[Start of Entries provided]
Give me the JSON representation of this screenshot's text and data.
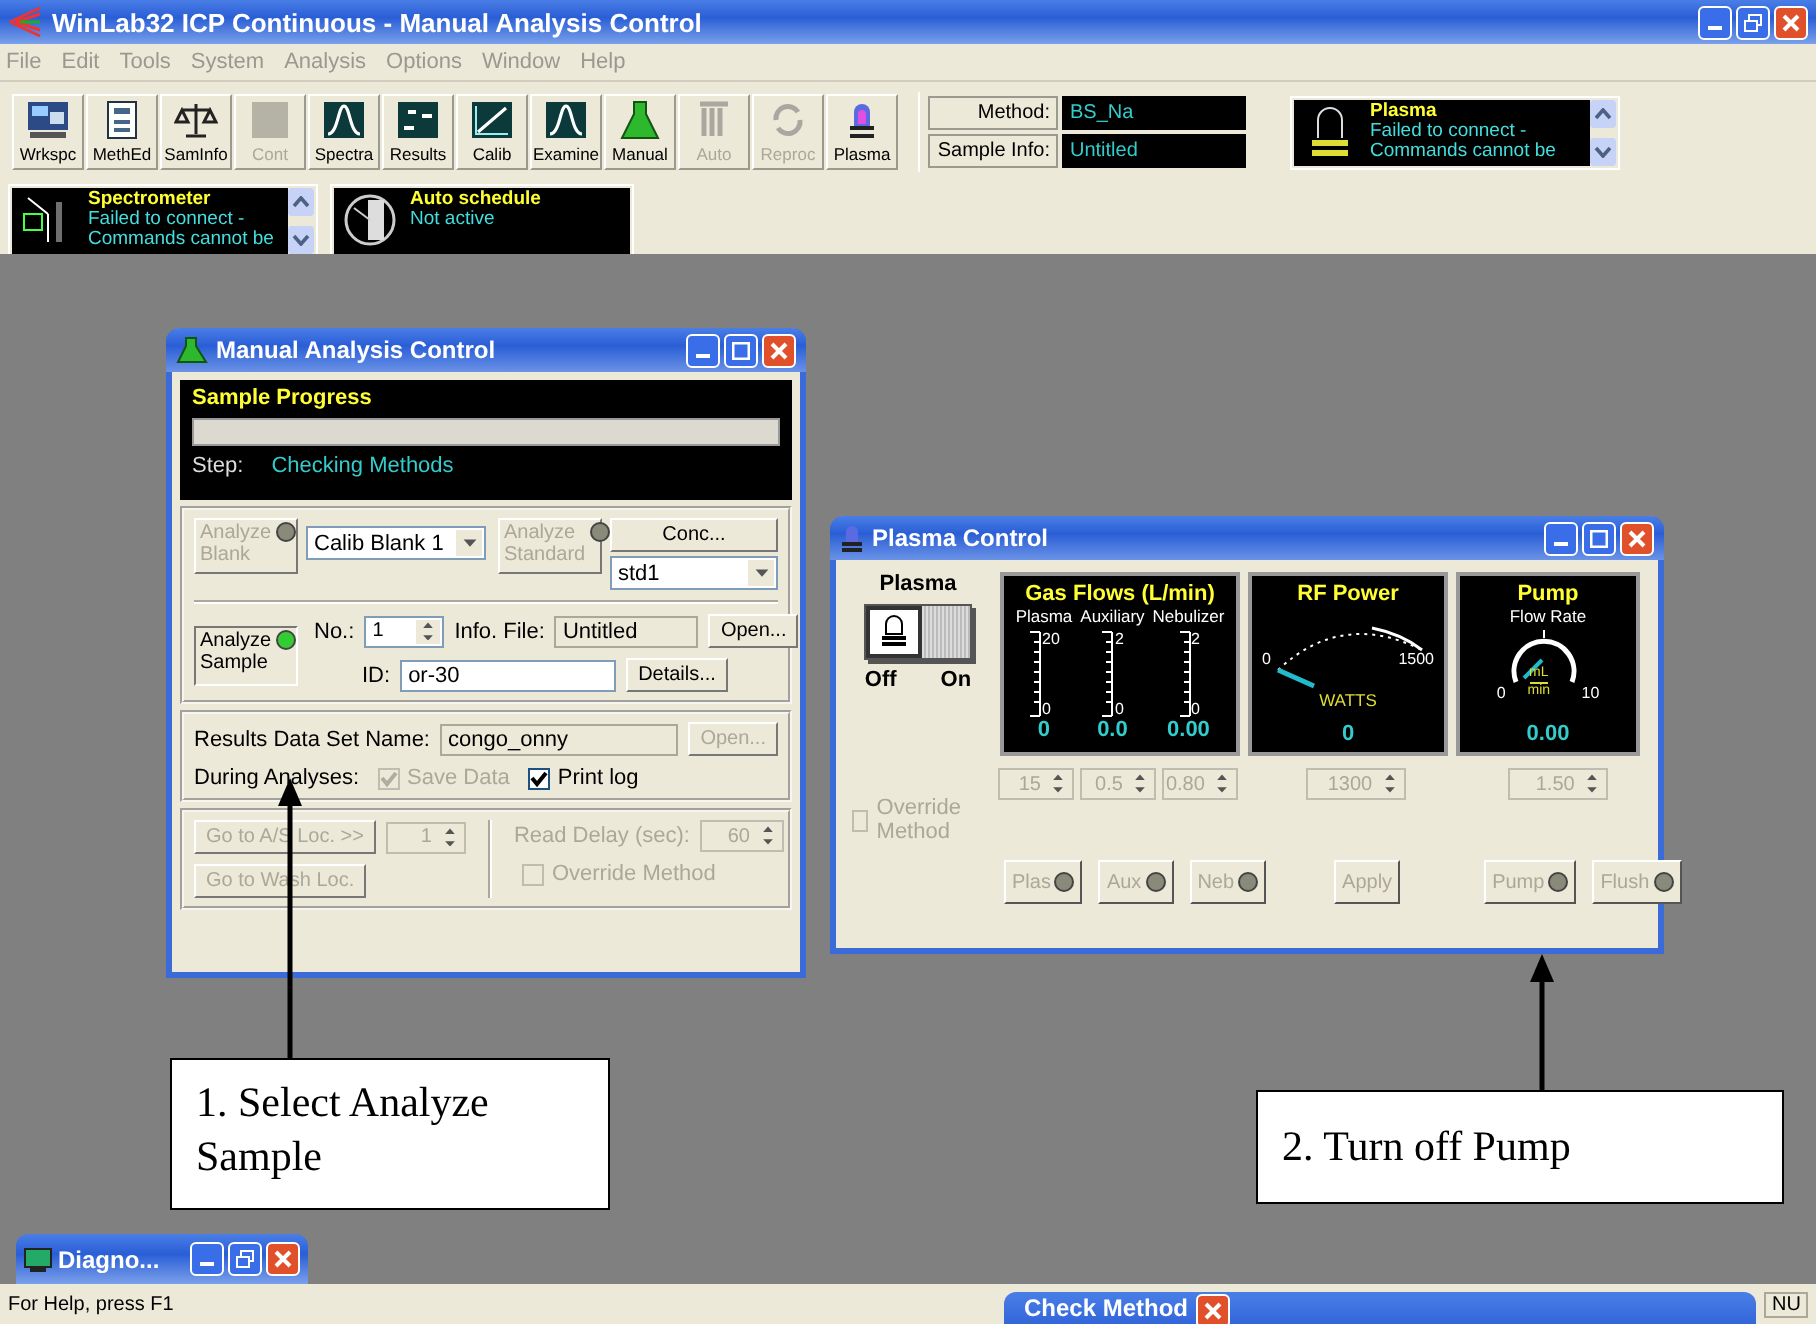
{
  "window": {
    "title": "WinLab32 ICP Continuous - Manual Analysis Control"
  },
  "menu": [
    "File",
    "Edit",
    "Tools",
    "System",
    "Analysis",
    "Options",
    "Window",
    "Help"
  ],
  "toolbar": [
    {
      "label": "Wrkspc",
      "kind": "workspace",
      "disabled": false
    },
    {
      "label": "MethEd",
      "kind": "method",
      "disabled": false
    },
    {
      "label": "SamInfo",
      "kind": "balance",
      "disabled": false
    },
    {
      "label": "Cont",
      "kind": "blank",
      "disabled": true
    },
    {
      "label": "Spectra",
      "kind": "peak",
      "disabled": false
    },
    {
      "label": "Results",
      "kind": "numbers",
      "disabled": false
    },
    {
      "label": "Calib",
      "kind": "calib",
      "disabled": false
    },
    {
      "label": "Examine",
      "kind": "peak",
      "disabled": false
    },
    {
      "label": "Manual",
      "kind": "flask",
      "disabled": false
    },
    {
      "label": "Auto",
      "kind": "bars",
      "disabled": true
    },
    {
      "label": "Reproc",
      "kind": "cycle",
      "disabled": true
    },
    {
      "label": "Plasma",
      "kind": "torch",
      "disabled": false
    }
  ],
  "method_box": {
    "method_label": "Method:",
    "method": "BS_Na",
    "sample_info_label": "Sample Info:",
    "sample_info": "Untitled"
  },
  "status_panels": [
    {
      "kind": "plasma",
      "title": "Plasma",
      "lines": [
        "Failed to connect -",
        "Commands cannot be"
      ],
      "scroll": true
    },
    {
      "kind": "spectrometer",
      "title": "Spectrometer",
      "lines": [
        "Failed to connect -",
        "Commands cannot be"
      ],
      "scroll": true
    },
    {
      "kind": "schedule",
      "title": "Auto schedule",
      "lines": [
        "Not active"
      ],
      "scroll": false
    }
  ],
  "manual_window": {
    "title": "Manual Analysis Control",
    "progress": {
      "title": "Sample Progress",
      "level": 0,
      "step_label": "Step:",
      "step": "Checking Methods"
    },
    "blank": {
      "label": "Analyze Blank",
      "lit": false,
      "disabled": true,
      "choice": "Calib Blank 1"
    },
    "standard": {
      "label": "Analyze Standard",
      "lit": false,
      "disabled": true,
      "conc": "Conc...",
      "choice": "std1"
    },
    "sample": {
      "label": "Analyze Sample",
      "lit": true,
      "disabled": false,
      "no_label": "No.:",
      "no": "1",
      "info_label": "Info. File:",
      "info": "Untitled",
      "open": "Open...",
      "id_label": "ID:",
      "id": "or-30",
      "details": "Details..."
    },
    "results": {
      "label": "Results Data Set Name:",
      "value": "congo_onny",
      "open": "Open..."
    },
    "during": {
      "label": "During Analyses:",
      "options": [
        {
          "label": "Save Data",
          "checked": true,
          "disabled": true
        },
        {
          "label": "Print log",
          "checked": true,
          "disabled": false
        }
      ]
    },
    "autosampler": {
      "goto": "Go to A/S Loc. >>",
      "loc": "1",
      "wash": "Go to Wash Loc.",
      "delay_label": "Read Delay (sec):",
      "delay": "60",
      "override": {
        "label": "Override Method",
        "checked": false,
        "disabled": true
      }
    }
  },
  "plasma_window": {
    "title": "Plasma Control",
    "switch": {
      "label": "Plasma",
      "off": "Off",
      "on_label": "On",
      "on": false
    },
    "gas": {
      "title": "Gas Flows (L/min)",
      "gauges": [
        {
          "label": "Plasma",
          "max": "20",
          "min": "0",
          "value": "0",
          "setpoint": "15"
        },
        {
          "label": "Auxiliary",
          "max": "2",
          "min": "0",
          "value": "0.0",
          "setpoint": "0.5"
        },
        {
          "label": "Nebulizer",
          "max": "2",
          "min": "0",
          "value": "0.00",
          "setpoint": "0.80"
        }
      ]
    },
    "rf": {
      "title": "RF Power",
      "min": "0",
      "max": "1500",
      "unit": "WATTS",
      "value": "0",
      "setpoint": "1300"
    },
    "pump": {
      "title": "Pump",
      "subtitle": "Flow Rate",
      "min": "0",
      "max": "10",
      "unit_top": "mL",
      "unit_bottom": "min",
      "value": "0.00",
      "setpoint": "1.50"
    },
    "override": {
      "label": "Override Method",
      "checked": false,
      "disabled": true
    },
    "buttons": [
      {
        "label": "Plas",
        "lit": false
      },
      {
        "label": "Aux",
        "lit": false
      },
      {
        "label": "Neb",
        "lit": false
      },
      {
        "label": "Apply"
      },
      {
        "label": "Pump",
        "lit": false
      },
      {
        "label": "Flush",
        "lit": false
      }
    ]
  },
  "callouts": [
    {
      "text": "1. Select Analyze Sample"
    },
    {
      "text": "2. Turn off Pump"
    }
  ],
  "minimized": {
    "title": "Diagno..."
  },
  "check_window": {
    "title": "Check Method"
  },
  "status_bar": {
    "help": "For Help, press F1",
    "num": "NU"
  }
}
[End of Entries provided]
Work instructions:
Omit any images, then output the listing exactly.

Solution below:
Give me the JSON representation of this screenshot's text and data.
{
  "window": {
    "title": "WinLab32 ICP Continuous - Manual Analysis Control"
  },
  "menu": [
    "File",
    "Edit",
    "Tools",
    "System",
    "Analysis",
    "Options",
    "Window",
    "Help"
  ],
  "toolbar": [
    {
      "label": "Wrkspc",
      "kind": "workspace",
      "disabled": false
    },
    {
      "label": "MethEd",
      "kind": "method",
      "disabled": false
    },
    {
      "label": "SamInfo",
      "kind": "balance",
      "disabled": false
    },
    {
      "label": "Cont",
      "kind": "blank",
      "disabled": true
    },
    {
      "label": "Spectra",
      "kind": "peak",
      "disabled": false
    },
    {
      "label": "Results",
      "kind": "numbers",
      "disabled": false
    },
    {
      "label": "Calib",
      "kind": "calib",
      "disabled": false
    },
    {
      "label": "Examine",
      "kind": "peak",
      "disabled": false
    },
    {
      "label": "Manual",
      "kind": "flask",
      "disabled": false
    },
    {
      "label": "Auto",
      "kind": "bars",
      "disabled": true
    },
    {
      "label": "Reproc",
      "kind": "cycle",
      "disabled": true
    },
    {
      "label": "Plasma",
      "kind": "torch",
      "disabled": false
    }
  ],
  "method_box": {
    "method_label": "Method:",
    "method": "BS_Na",
    "sample_info_label": "Sample Info:",
    "sample_info": "Untitled"
  },
  "status_panels": [
    {
      "kind": "plasma",
      "title": "Plasma",
      "lines": [
        "Failed to connect -",
        "Commands cannot be"
      ],
      "scroll": true
    },
    {
      "kind": "spectrometer",
      "title": "Spectrometer",
      "lines": [
        "Failed to connect -",
        "Commands cannot be"
      ],
      "scroll": true
    },
    {
      "kind": "schedule",
      "title": "Auto schedule",
      "lines": [
        "Not active"
      ],
      "scroll": false
    }
  ],
  "manual_window": {
    "title": "Manual Analysis Control",
    "progress": {
      "title": "Sample Progress",
      "level": 0,
      "step_label": "Step:",
      "step": "Checking Methods"
    },
    "blank": {
      "label": "Analyze Blank",
      "lit": false,
      "disabled": true,
      "choice": "Calib Blank 1"
    },
    "standard": {
      "label": "Analyze Standard",
      "lit": false,
      "disabled": true,
      "conc": "Conc...",
      "choice": "std1"
    },
    "sample": {
      "label": "Analyze Sample",
      "lit": true,
      "disabled": false,
      "no_label": "No.:",
      "no": "1",
      "info_label": "Info. File:",
      "info": "Untitled",
      "open": "Open...",
      "id_label": "ID:",
      "id": "or-30",
      "details": "Details..."
    },
    "results": {
      "label": "Results Data Set Name:",
      "value": "congo_onny",
      "open": "Open..."
    },
    "during": {
      "label": "During Analyses:",
      "options": [
        {
          "label": "Save Data",
          "checked": true,
          "disabled": true
        },
        {
          "label": "Print log",
          "checked": true,
          "disabled": false
        }
      ]
    },
    "autosampler": {
      "goto": "Go to A/S Loc. >>",
      "loc": "1",
      "wash": "Go to Wash Loc.",
      "delay_label": "Read Delay (sec):",
      "delay": "60",
      "override": {
        "label": "Override Method",
        "checked": false,
        "disabled": true
      }
    }
  },
  "plasma_window": {
    "title": "Plasma Control",
    "switch": {
      "label": "Plasma",
      "off": "Off",
      "on_label": "On",
      "on": false
    },
    "gas": {
      "title": "Gas Flows (L/min)",
      "gauges": [
        {
          "label": "Plasma",
          "max": "20",
          "min": "0",
          "value": "0",
          "setpoint": "15"
        },
        {
          "label": "Auxiliary",
          "max": "2",
          "min": "0",
          "value": "0.0",
          "setpoint": "0.5"
        },
        {
          "label": "Nebulizer",
          "max": "2",
          "min": "0",
          "value": "0.00",
          "setpoint": "0.80"
        }
      ]
    },
    "rf": {
      "title": "RF Power",
      "min": "0",
      "max": "1500",
      "unit": "WATTS",
      "value": "0",
      "setpoint": "1300"
    },
    "pump": {
      "title": "Pump",
      "subtitle": "Flow Rate",
      "min": "0",
      "max": "10",
      "unit_top": "mL",
      "unit_bottom": "min",
      "value": "0.00",
      "setpoint": "1.50"
    },
    "override": {
      "label": "Override Method",
      "checked": false,
      "disabled": true
    },
    "buttons": [
      {
        "label": "Plas",
        "lit": false
      },
      {
        "label": "Aux",
        "lit": false
      },
      {
        "label": "Neb",
        "lit": false
      },
      {
        "label": "Apply"
      },
      {
        "label": "Pump",
        "lit": false
      },
      {
        "label": "Flush",
        "lit": false
      }
    ]
  },
  "callouts": [
    {
      "text": "1. Select Analyze Sample"
    },
    {
      "text": "2. Turn off Pump"
    }
  ],
  "minimized": {
    "title": "Diagno..."
  },
  "check_window": {
    "title": "Check Method"
  },
  "status_bar": {
    "help": "For Help, press F1",
    "num": "NU"
  }
}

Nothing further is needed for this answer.